SET TASK - Look through the listing and locate every line containing the word "JSON"; copy those lines.

INFORMATION SUPPLIED -
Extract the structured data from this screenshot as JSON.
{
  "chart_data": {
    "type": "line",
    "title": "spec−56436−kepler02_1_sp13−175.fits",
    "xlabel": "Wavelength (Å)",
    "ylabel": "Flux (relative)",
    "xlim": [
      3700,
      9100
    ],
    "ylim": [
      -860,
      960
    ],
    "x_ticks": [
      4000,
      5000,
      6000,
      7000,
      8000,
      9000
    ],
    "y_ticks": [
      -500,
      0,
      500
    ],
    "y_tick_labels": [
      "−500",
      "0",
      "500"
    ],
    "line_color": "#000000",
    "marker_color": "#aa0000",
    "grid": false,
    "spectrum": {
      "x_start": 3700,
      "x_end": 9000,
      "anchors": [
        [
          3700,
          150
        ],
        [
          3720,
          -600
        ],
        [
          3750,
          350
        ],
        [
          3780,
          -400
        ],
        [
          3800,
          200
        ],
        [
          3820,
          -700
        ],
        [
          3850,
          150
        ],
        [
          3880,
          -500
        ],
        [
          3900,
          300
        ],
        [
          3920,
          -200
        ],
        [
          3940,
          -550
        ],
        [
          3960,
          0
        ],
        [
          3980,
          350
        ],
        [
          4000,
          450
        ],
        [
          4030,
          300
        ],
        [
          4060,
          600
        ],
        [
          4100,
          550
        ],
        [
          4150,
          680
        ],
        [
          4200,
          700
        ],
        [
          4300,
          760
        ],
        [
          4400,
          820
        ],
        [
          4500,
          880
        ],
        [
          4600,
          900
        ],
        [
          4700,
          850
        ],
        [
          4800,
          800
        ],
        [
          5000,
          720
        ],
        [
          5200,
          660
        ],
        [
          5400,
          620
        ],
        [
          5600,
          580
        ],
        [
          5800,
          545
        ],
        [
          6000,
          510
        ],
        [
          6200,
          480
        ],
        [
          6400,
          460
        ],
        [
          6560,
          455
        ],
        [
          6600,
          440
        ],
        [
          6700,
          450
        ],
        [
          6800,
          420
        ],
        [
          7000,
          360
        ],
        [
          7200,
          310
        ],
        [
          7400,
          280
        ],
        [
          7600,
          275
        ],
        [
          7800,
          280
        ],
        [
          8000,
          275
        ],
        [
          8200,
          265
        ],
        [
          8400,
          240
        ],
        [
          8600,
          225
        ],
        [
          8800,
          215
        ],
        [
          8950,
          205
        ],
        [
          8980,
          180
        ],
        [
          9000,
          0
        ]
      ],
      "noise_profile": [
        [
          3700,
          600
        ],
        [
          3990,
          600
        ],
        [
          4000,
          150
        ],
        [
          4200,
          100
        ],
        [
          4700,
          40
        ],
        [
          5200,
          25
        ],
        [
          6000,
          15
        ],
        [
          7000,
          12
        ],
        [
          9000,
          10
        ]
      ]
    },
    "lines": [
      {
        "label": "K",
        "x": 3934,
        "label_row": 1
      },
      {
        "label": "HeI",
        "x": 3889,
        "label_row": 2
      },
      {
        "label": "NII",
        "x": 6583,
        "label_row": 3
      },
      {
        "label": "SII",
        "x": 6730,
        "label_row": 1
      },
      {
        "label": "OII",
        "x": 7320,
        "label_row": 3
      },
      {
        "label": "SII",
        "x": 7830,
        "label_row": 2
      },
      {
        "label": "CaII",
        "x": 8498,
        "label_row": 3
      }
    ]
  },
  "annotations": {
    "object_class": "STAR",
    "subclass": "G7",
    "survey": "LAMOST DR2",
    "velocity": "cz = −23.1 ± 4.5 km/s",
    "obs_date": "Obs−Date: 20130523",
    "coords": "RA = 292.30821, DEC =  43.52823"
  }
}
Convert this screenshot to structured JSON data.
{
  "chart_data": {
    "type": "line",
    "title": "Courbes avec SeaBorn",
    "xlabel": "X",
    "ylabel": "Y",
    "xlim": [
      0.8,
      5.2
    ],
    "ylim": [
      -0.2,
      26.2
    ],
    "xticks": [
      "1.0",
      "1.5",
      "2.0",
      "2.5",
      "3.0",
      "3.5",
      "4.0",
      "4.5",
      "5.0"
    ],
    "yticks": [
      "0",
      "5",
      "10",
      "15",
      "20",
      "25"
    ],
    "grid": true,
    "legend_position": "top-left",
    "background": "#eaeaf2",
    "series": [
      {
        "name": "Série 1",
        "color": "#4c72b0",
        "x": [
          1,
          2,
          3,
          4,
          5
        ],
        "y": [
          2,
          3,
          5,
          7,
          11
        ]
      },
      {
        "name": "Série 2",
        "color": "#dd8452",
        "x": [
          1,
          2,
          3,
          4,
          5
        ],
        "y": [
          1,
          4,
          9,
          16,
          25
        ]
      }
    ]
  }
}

FULL RESPONSE -
Extract the structured data from this screenshot as JSON.
Convert this screenshot to structured JSON data.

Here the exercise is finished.